[Collected data entries]

= Beginning of Section =

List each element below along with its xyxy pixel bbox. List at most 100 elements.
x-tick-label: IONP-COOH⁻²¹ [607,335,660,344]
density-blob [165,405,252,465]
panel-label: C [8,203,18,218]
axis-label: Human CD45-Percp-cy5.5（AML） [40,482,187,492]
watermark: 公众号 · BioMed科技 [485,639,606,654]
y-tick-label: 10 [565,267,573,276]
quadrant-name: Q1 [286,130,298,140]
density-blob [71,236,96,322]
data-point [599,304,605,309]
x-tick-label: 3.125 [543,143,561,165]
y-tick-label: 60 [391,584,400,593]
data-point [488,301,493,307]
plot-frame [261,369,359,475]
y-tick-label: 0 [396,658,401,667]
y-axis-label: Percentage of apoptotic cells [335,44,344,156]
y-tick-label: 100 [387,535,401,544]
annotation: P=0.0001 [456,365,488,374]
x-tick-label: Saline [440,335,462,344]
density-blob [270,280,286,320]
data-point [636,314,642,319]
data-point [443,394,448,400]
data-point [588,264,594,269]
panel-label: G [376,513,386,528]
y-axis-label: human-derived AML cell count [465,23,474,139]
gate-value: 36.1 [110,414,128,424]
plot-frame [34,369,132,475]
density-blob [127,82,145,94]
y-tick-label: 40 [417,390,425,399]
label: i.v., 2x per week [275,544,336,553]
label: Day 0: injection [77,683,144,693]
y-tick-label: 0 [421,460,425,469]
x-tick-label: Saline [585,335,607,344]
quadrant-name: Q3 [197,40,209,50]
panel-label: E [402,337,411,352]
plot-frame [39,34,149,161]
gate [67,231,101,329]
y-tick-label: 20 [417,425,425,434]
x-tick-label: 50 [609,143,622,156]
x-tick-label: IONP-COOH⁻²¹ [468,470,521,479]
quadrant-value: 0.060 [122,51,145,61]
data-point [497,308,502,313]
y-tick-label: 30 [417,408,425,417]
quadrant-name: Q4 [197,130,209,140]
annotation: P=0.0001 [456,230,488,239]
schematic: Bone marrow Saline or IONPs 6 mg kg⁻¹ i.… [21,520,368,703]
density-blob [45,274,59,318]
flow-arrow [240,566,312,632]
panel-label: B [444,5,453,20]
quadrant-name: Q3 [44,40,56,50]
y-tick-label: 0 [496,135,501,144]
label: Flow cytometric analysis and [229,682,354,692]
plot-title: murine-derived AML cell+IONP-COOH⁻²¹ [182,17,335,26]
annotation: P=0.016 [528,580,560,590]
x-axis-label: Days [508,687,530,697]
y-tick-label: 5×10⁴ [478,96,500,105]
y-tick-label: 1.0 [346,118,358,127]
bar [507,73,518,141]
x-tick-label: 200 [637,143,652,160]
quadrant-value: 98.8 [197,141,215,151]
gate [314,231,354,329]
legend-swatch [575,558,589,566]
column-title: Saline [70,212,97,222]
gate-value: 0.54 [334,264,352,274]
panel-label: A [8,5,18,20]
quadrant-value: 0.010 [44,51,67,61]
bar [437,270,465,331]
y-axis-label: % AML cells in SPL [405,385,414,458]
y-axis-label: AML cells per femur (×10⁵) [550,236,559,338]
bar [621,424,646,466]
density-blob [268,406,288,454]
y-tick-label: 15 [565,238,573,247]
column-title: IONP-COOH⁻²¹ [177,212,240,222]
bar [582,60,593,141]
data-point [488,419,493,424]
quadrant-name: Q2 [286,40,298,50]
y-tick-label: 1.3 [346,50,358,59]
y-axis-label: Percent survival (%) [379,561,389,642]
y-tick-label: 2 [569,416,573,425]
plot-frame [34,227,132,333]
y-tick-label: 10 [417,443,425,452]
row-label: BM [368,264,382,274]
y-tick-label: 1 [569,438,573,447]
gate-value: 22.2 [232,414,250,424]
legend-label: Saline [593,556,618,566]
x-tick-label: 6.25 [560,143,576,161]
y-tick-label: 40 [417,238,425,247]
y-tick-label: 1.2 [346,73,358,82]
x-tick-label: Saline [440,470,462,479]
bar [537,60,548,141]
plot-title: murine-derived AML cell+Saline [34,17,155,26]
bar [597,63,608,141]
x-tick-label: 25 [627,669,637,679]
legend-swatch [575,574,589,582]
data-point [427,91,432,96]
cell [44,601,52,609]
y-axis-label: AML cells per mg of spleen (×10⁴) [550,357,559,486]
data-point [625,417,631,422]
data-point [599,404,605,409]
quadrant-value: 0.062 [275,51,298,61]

= End of Section =

--- Task objective ---
For every line above that has "density" in it, copy the line.

--- Response below ---
density-blob [165,405,252,465]
density-blob [71,236,96,322]
density-blob [270,280,286,320]
density-blob [127,82,145,94]
density-blob [45,274,59,318]
density-blob [268,406,288,454]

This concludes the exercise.